▶ _Travail demandé_: Recopiez intégralement, sans aucune modification, l'article ci-dessous sur la « troisième vague psychiatrique » et les entreprises.

▶ _Texte support_:
------------------------------

Covid-19 : agir en entreprise contre “la troisième vague psychiatrique”

“La troisième vague psychiatrique est là.” C’est le cri d’alarme lancé, au début du mois, par les psychiatres Rachel Bocher, Serge Hefez, Marion Leboyer et Marie-Rose Moro, conjointement avec la philosophe et psychanalyste Cynthia Fleury. Bien qu’adressé prioritairement aux pouvoirs publics, cet appel doit être également entendus par les entreprises qui se trouvent en première ligne face à l’aggravation des risques psycho-sociaux (RPS) dopés par la crise sanitaire.

Chacun peut le constater, voire le ressentir : près d’un an après le déclenchement de l’épidémie de Covid-19, les ressources psychiques des Français commencent à s’amenuiser. Alors que la plupart de nos compatriotes avaient plutôt bien encaissé le choc du premier confinement, l’annonce du second leur a porté un très sévère coup au moral.

21 % de la population en état dépressif

Ainsi, à la mi-novembre, la dépression touchait presque 21 % de la population, deux fois plus que fin septembre selon l’enquête nationale CoviPrev qui suit l’évolution de l’état psychologique de la population à partir d’un échantillon de 2.000 personnes de plus de 18 ans.
Bien sûr, cette dégradation frappe plus particulièrement les populations les plus fragilisées par la crise sanitaire, à cause d’une situation financière difficile (35 %), de la promiscuité (26 %), de l’inactivité (25 %) ou d’antécédents de troubles psychologiques (30 %). Mais, comme le souligne Serge Hefez, psychiatre à l’hôpital de la Pitié Salpêtrière à Paris, le mal-être est général. “Nous voyons l’émergence de symptômes : fatigue, sidération psychique, de la peur, de l’anxiété, des angoisses, de l’insomnie, de la colère aussi”, explique-t-il avant d’enfoncer le clou : “Tout le monde peut basculer”

------------------------------

▶ _Liste des enregistrements_:
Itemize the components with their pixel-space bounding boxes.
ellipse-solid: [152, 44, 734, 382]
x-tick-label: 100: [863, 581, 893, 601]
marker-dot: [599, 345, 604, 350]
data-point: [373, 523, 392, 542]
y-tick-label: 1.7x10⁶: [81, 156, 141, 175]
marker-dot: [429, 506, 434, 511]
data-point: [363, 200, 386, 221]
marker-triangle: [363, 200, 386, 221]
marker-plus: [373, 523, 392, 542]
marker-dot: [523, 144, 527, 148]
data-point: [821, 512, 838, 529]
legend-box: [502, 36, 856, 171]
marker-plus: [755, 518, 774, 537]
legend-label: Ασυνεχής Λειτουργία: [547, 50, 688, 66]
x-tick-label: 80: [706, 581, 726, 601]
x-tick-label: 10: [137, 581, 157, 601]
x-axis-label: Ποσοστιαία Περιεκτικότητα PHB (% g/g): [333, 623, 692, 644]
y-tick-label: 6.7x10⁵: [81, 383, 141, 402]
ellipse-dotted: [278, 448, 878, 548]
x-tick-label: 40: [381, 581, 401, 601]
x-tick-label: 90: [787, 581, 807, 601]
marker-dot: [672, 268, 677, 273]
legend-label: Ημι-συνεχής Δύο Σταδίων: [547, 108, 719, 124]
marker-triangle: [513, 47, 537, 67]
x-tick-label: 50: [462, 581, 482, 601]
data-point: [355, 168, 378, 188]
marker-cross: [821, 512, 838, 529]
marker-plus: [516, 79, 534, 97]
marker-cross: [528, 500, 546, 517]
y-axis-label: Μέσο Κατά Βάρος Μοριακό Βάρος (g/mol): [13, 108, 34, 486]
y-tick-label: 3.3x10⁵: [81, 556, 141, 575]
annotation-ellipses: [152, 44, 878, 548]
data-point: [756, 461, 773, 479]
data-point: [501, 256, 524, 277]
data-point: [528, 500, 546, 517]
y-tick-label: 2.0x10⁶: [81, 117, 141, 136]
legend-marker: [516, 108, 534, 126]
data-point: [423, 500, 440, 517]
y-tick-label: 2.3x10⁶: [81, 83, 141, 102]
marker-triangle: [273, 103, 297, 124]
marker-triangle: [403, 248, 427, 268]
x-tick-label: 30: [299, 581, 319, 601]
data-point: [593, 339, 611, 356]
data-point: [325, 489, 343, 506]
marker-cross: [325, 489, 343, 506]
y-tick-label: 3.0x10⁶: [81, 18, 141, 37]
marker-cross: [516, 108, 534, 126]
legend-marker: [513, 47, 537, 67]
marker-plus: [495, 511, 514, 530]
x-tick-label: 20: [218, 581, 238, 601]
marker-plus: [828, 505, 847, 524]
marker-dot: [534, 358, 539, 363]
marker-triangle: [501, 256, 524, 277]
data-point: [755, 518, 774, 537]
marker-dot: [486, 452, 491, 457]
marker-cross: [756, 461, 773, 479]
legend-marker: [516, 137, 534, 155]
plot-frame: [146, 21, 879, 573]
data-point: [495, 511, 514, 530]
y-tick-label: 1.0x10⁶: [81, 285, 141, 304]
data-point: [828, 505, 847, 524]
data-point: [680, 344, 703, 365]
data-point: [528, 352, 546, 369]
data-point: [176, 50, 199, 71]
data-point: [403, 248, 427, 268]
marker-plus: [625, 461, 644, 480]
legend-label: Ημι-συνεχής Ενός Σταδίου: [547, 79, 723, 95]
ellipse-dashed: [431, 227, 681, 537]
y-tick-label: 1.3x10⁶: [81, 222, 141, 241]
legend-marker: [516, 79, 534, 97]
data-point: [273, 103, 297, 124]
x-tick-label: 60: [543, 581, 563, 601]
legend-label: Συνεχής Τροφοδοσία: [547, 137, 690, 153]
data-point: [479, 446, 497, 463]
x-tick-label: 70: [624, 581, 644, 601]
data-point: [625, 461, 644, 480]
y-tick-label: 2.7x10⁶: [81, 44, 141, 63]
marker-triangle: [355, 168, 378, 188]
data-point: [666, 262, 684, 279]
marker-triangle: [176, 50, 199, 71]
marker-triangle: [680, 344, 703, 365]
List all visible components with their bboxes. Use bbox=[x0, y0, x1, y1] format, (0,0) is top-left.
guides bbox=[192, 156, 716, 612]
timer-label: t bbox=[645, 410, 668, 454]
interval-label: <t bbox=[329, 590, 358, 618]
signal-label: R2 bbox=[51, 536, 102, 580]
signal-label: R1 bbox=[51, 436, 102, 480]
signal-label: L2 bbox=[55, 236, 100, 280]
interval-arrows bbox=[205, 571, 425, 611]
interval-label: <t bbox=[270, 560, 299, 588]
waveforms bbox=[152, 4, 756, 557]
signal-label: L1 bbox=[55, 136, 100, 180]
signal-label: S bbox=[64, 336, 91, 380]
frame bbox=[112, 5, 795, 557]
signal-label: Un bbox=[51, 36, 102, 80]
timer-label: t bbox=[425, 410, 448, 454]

------------------------------

▶ _Réponse attendue_:
Covid-19 : agir en entreprise contre “la troisième vague psychiatrique”

“La troisième vague psychiatrique est là.” C’est le cri d’alarme lancé, au début du mois, par les psychiatres Rachel Bocher, Serge Hefez, Marion Leboyer et Marie-Rose Moro, conjointement avec la philosophe et psychanalyste Cynthia Fleury. Bien qu’adressé prioritairement aux pouvoirs publics, cet appel doit être également entendus par les entreprises qui se trouvent en première ligne face à l’aggravation des risques psycho-sociaux (RPS) dopés par la crise sanitaire.

Chacun peut le constater, voire le ressentir : près d’un an après le déclenchement de l’épidémie de Covid-19, les ressources psychiques des Français commencent à s’amenuiser. Alors que la plupart de nos compatriotes avaient plutôt bien encaissé le choc du premier confinement, l’annonce du second leur a porté un très sévère coup au moral.

21 % de la population en état dépressif

Ainsi, à la mi-novembre, la dépression touchait presque 21 % de la population, deux fois plus que fin septembre selon l’enquête nationale CoviPrev qui suit l’évolution de l’état psychologique de la population à partir d’un échantillon de 2.000 personnes de plus de 18 ans.
Bien sûr, cette dégradation frappe plus particulièrement les populations les plus fragilisées par la crise sanitaire, à cause d’une situation financière difficile (35 %), de la promiscuité (26 %), de l’inactivité (25 %) ou d’antécédents de troubles psychologiques (30 %). Mais, comme le souligne Serge Hefez, psychiatre à l’hôpital de la Pitié Salpêtrière à Paris, le mal-être est général. “Nous voyons l’émergence de symptômes : fatigue, sidération psychique, de la peur, de l’anxiété, des angoisses, de l’insomnie, de la colère aussi”, explique-t-il avant d’enfoncer le clou : “Tout le monde peut basculer”